### [What you should do]
Pick out each line below containing "release".

--- begin Information supplied ---

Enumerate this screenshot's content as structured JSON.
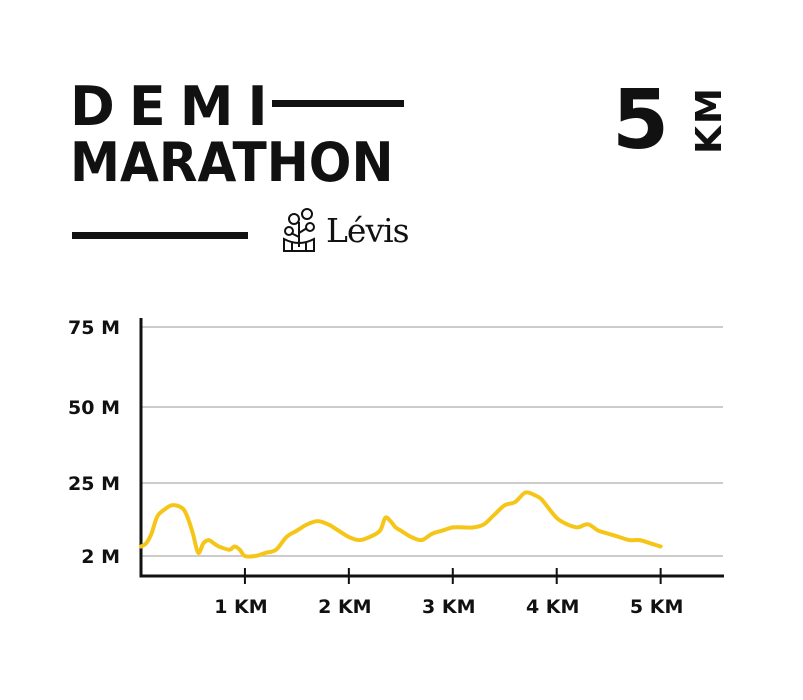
{
  "header": {
    "title_line1": "DEMI",
    "title_line2": "MARATHON",
    "distance_number": "5",
    "distance_unit": "KM",
    "logo_text": "Lévis"
  },
  "colors": {
    "line": "#F5C518",
    "text": "#111111",
    "grid": "#BBBBBB"
  },
  "chart_data": {
    "type": "line",
    "title": "",
    "xlabel": "",
    "ylabel": "",
    "xlim": [
      0,
      5.6
    ],
    "ylim": [
      0,
      78
    ],
    "x_ticks": [
      1,
      2,
      3,
      4,
      5
    ],
    "x_tick_labels": [
      "1 KM",
      "2 KM",
      "3 KM",
      "4 KM",
      "5 KM"
    ],
    "y_ticks": [
      2,
      25,
      50,
      75
    ],
    "y_tick_labels": [
      "2 M",
      "25 M",
      "50 M",
      "75 M"
    ],
    "grid": "horizontal",
    "series": [
      {
        "values_x": [
          0.0,
          0.05,
          0.1,
          0.15,
          0.2,
          0.3,
          0.4,
          0.45,
          0.5,
          0.55,
          0.6,
          0.65,
          0.7,
          0.75,
          0.85,
          0.9,
          0.95,
          1.0,
          1.1,
          1.2,
          1.3,
          1.4,
          1.5,
          1.6,
          1.7,
          1.8,
          1.9,
          2.0,
          2.1,
          2.2,
          2.3,
          2.35,
          2.4,
          2.45,
          2.5,
          2.6,
          2.7,
          2.8,
          2.9,
          3.0,
          3.1,
          3.2,
          3.3,
          3.4,
          3.5,
          3.6,
          3.7,
          3.8,
          3.85,
          3.9,
          4.0,
          4.1,
          4.2,
          4.3,
          4.4,
          4.5,
          4.6,
          4.7,
          4.8,
          4.9,
          5.0
        ],
        "values_y": [
          5,
          6,
          9,
          14,
          16,
          18,
          17,
          14,
          9,
          3,
          6,
          7,
          6,
          5,
          4,
          5,
          4,
          2,
          2,
          3,
          4,
          8,
          10,
          12,
          13,
          12,
          10,
          8,
          7,
          8,
          10,
          14,
          13,
          11,
          10,
          8,
          7,
          9,
          10,
          11,
          11,
          11,
          12,
          15,
          18,
          19,
          22,
          21,
          20,
          18,
          14,
          12,
          11,
          12,
          10,
          9,
          8,
          7,
          7,
          6,
          5
        ]
      }
    ]
  }
}
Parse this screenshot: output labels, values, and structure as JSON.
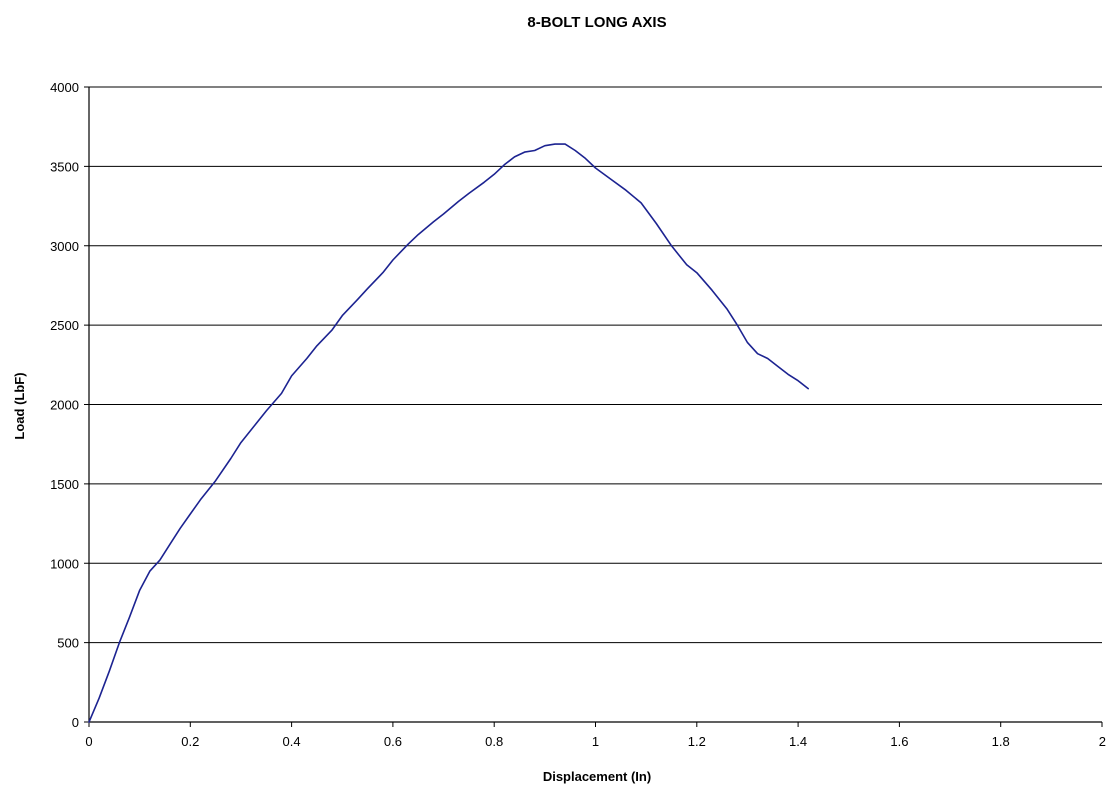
{
  "chart_data": {
    "type": "line",
    "title": "8-BOLT LONG AXIS",
    "xlabel": "Displacement (In)",
    "ylabel": "Load (LbF)",
    "xlim": [
      0,
      2
    ],
    "ylim": [
      0,
      4000
    ],
    "xticks": [
      0,
      0.2,
      0.4,
      0.6,
      0.8,
      1,
      1.2,
      1.4,
      1.6,
      1.8,
      2
    ],
    "xtick_labels": [
      "0",
      "0.2",
      "0.4",
      "0.6",
      "0.8",
      "1",
      "1.2",
      "1.4",
      "1.6",
      "1.8",
      "2"
    ],
    "yticks": [
      0,
      500,
      1000,
      1500,
      2000,
      2500,
      3000,
      3500,
      4000
    ],
    "ytick_labels": [
      "0",
      "500",
      "1000",
      "1500",
      "2000",
      "2500",
      "3000",
      "3500",
      "4000"
    ],
    "grid": "horizontal",
    "legend": "none",
    "series": [
      {
        "color": "#1c2391",
        "x": [
          0,
          0.02,
          0.04,
          0.06,
          0.08,
          0.1,
          0.12,
          0.14,
          0.16,
          0.18,
          0.2,
          0.22,
          0.25,
          0.28,
          0.3,
          0.33,
          0.35,
          0.38,
          0.4,
          0.43,
          0.45,
          0.48,
          0.5,
          0.53,
          0.55,
          0.58,
          0.6,
          0.63,
          0.65,
          0.68,
          0.7,
          0.73,
          0.75,
          0.78,
          0.8,
          0.82,
          0.84,
          0.86,
          0.88,
          0.9,
          0.92,
          0.94,
          0.96,
          0.98,
          1,
          1.03,
          1.06,
          1.09,
          1.12,
          1.15,
          1.18,
          1.2,
          1.23,
          1.26,
          1.28,
          1.3,
          1.32,
          1.34,
          1.36,
          1.38,
          1.4,
          1.42
        ],
        "y": [
          0,
          150,
          320,
          500,
          660,
          830,
          950,
          1020,
          1120,
          1220,
          1310,
          1400,
          1520,
          1660,
          1760,
          1880,
          1960,
          2070,
          2180,
          2290,
          2370,
          2470,
          2560,
          2660,
          2730,
          2830,
          2910,
          3010,
          3070,
          3150,
          3200,
          3280,
          3330,
          3400,
          3450,
          3510,
          3560,
          3590,
          3600,
          3630,
          3640,
          3640,
          3600,
          3550,
          3490,
          3420,
          3350,
          3270,
          3140,
          3000,
          2880,
          2830,
          2720,
          2600,
          2500,
          2390,
          2320,
          2290,
          2240,
          2190,
          2150,
          2100
        ]
      }
    ]
  }
}
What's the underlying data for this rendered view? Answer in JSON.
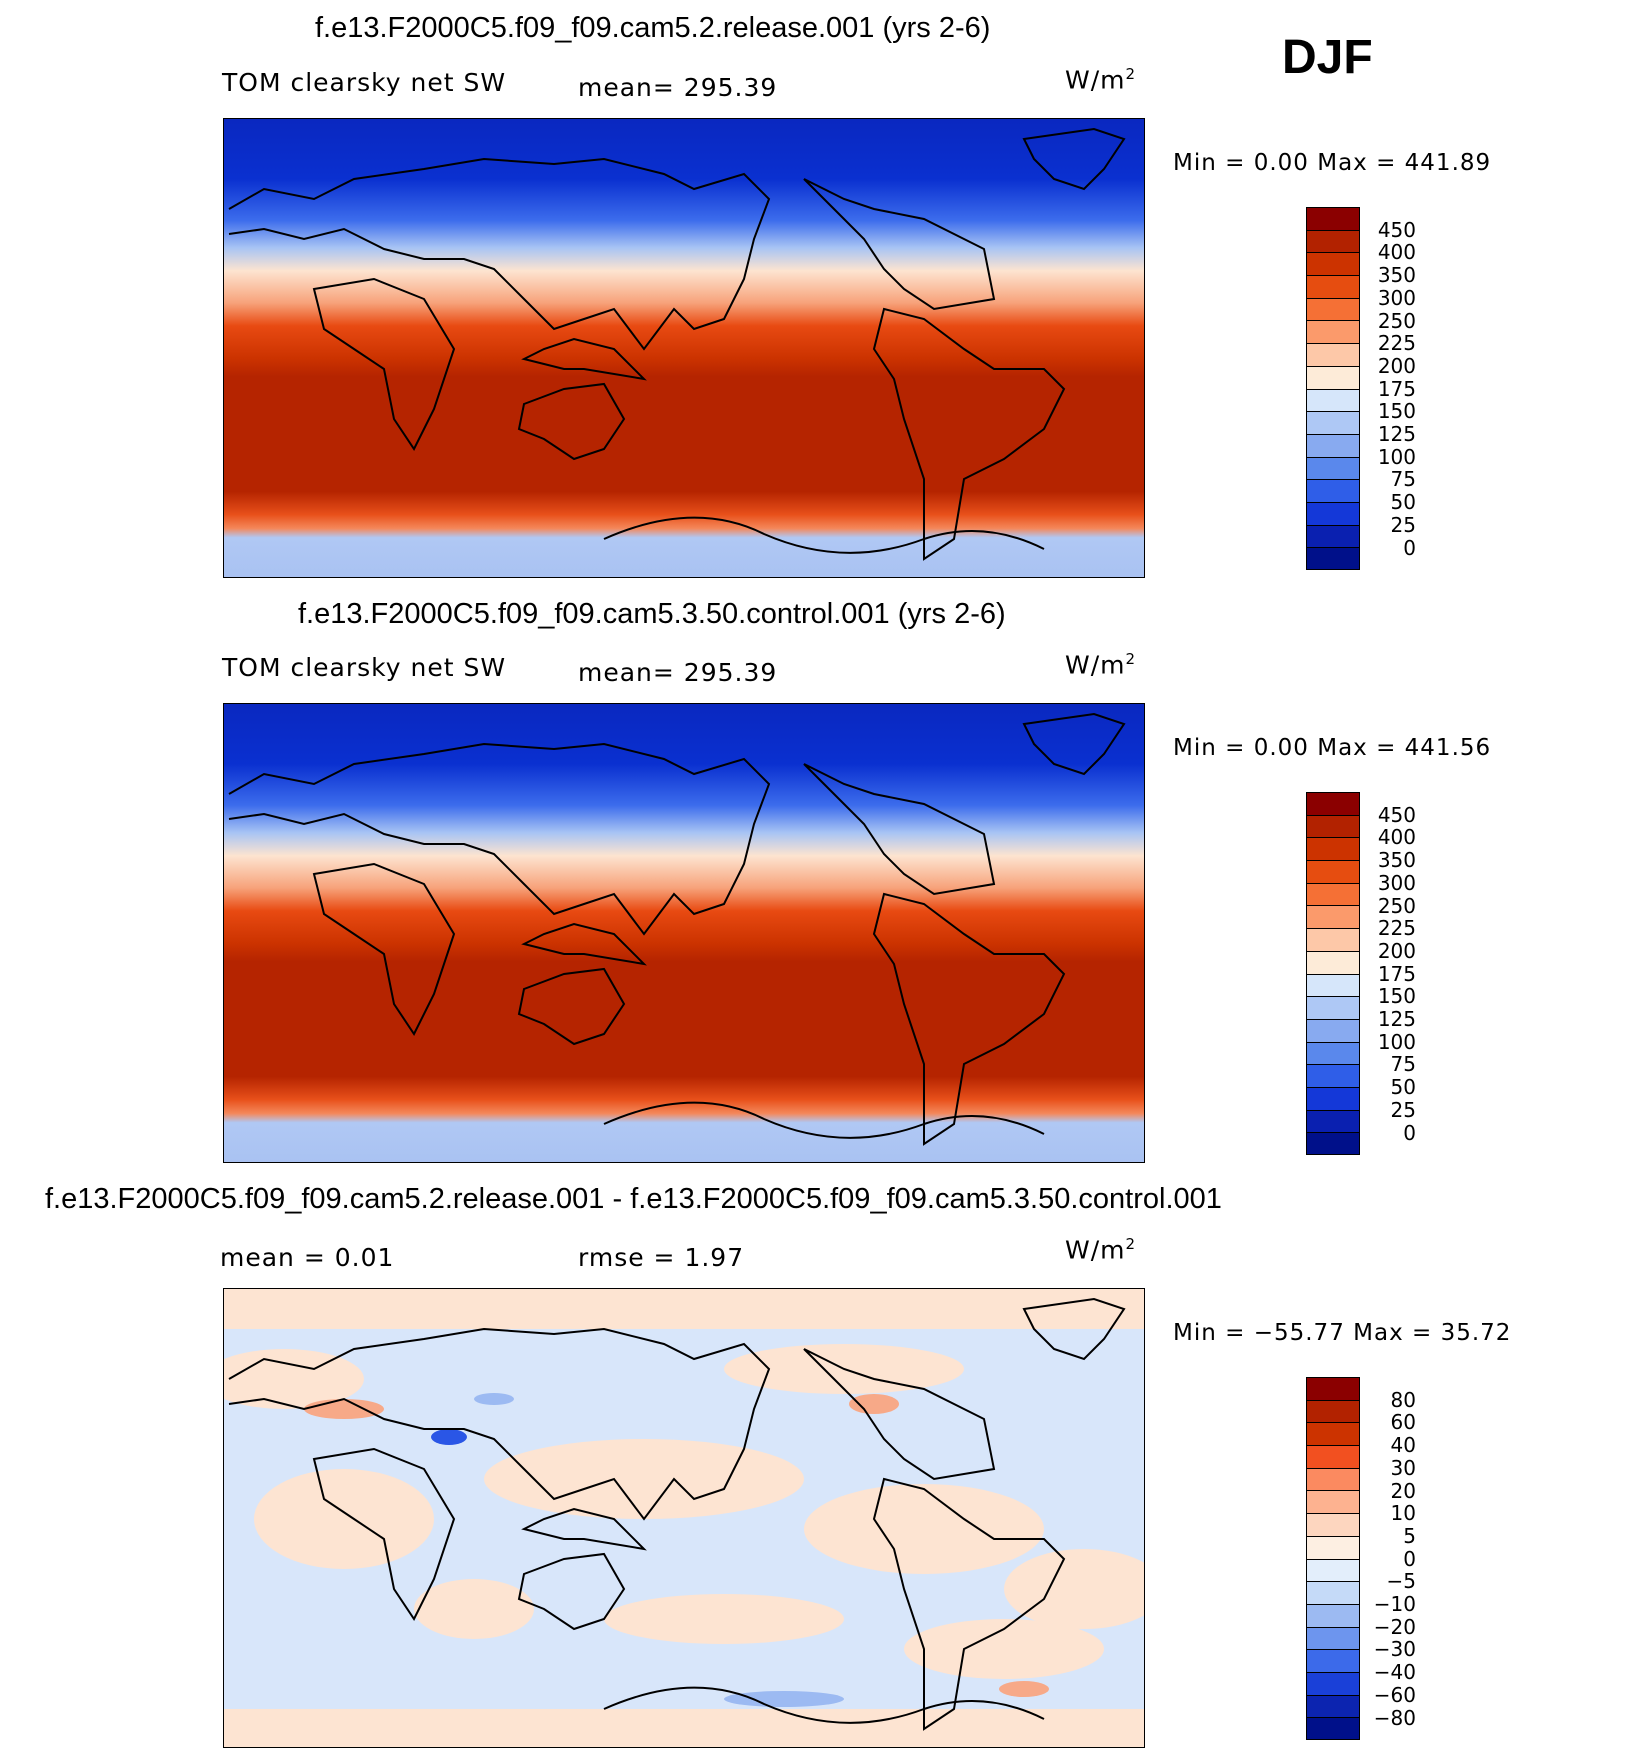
{
  "season": "DJF",
  "units_main": "W/m",
  "units_sup": "2",
  "panels": [
    {
      "title": "f.e13.F2000C5.f09_f09.cam5.2.release.001 (yrs 2-6)",
      "variable": "TOM clearsky net SW",
      "stat_text": "mean=  295.39",
      "minmax": "Min  =    0.00  Max  =  441.89",
      "levels": [
        "450",
        "400",
        "350",
        "300",
        "250",
        "225",
        "200",
        "175",
        "150",
        "125",
        "100",
        "75",
        "50",
        "25",
        "0"
      ],
      "colors": [
        "#8b0000",
        "#b22200",
        "#cc3300",
        "#e64d10",
        "#f57035",
        "#fb9a6b",
        "#fdc8a8",
        "#fdebd8",
        "#d6e6fa",
        "#aec8f5",
        "#88aaf0",
        "#5a88ec",
        "#2f5ee8",
        "#1438d8",
        "#0a20b0",
        "#00108a"
      ]
    },
    {
      "title": "f.e13.F2000C5.f09_f09.cam5.3.50.control.001 (yrs 2-6)",
      "variable": "TOM clearsky net SW",
      "stat_text": "mean=  295.39",
      "minmax": "Min  =    0.00  Max  =  441.56",
      "levels": [
        "450",
        "400",
        "350",
        "300",
        "250",
        "225",
        "200",
        "175",
        "150",
        "125",
        "100",
        "75",
        "50",
        "25",
        "0"
      ],
      "colors": [
        "#8b0000",
        "#b22200",
        "#cc3300",
        "#e64d10",
        "#f57035",
        "#fb9a6b",
        "#fdc8a8",
        "#fdebd8",
        "#d6e6fa",
        "#aec8f5",
        "#88aaf0",
        "#5a88ec",
        "#2f5ee8",
        "#1438d8",
        "#0a20b0",
        "#00108a"
      ]
    },
    {
      "title": "f.e13.F2000C5.f09_f09.cam5.2.release.001 - f.e13.F2000C5.f09_f09.cam5.3.50.control.001",
      "stat_mean": "mean  =     0.01",
      "stat_rmse": "rmse  =     1.97",
      "minmax": "Min  = −55.77  Max  =    35.72",
      "levels": [
        "80",
        "60",
        "40",
        "30",
        "20",
        "10",
        "5",
        "0",
        "−5",
        "−10",
        "−20",
        "−30",
        "−40",
        "−60",
        "−80"
      ],
      "colors": [
        "#8b0000",
        "#b22200",
        "#cc3300",
        "#f25020",
        "#fb8a60",
        "#fdb290",
        "#fdd6bf",
        "#fdefe2",
        "#e3eefb",
        "#c5daf8",
        "#9cbaf2",
        "#6d95ee",
        "#3c6aea",
        "#1a40d8",
        "#0c24b0",
        "#00108a"
      ]
    }
  ]
}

--- end Information supplied ---

### [Completed task]
      "title": "f.e13.F2000C5.f09_f09.cam5.2.release.001 (yrs 2-6)",
      "title": "f.e13.F2000C5.f09_f09.cam5.2.release.001 - f.e13.F2000C5.f09_f09.cam5.3.50.control.001",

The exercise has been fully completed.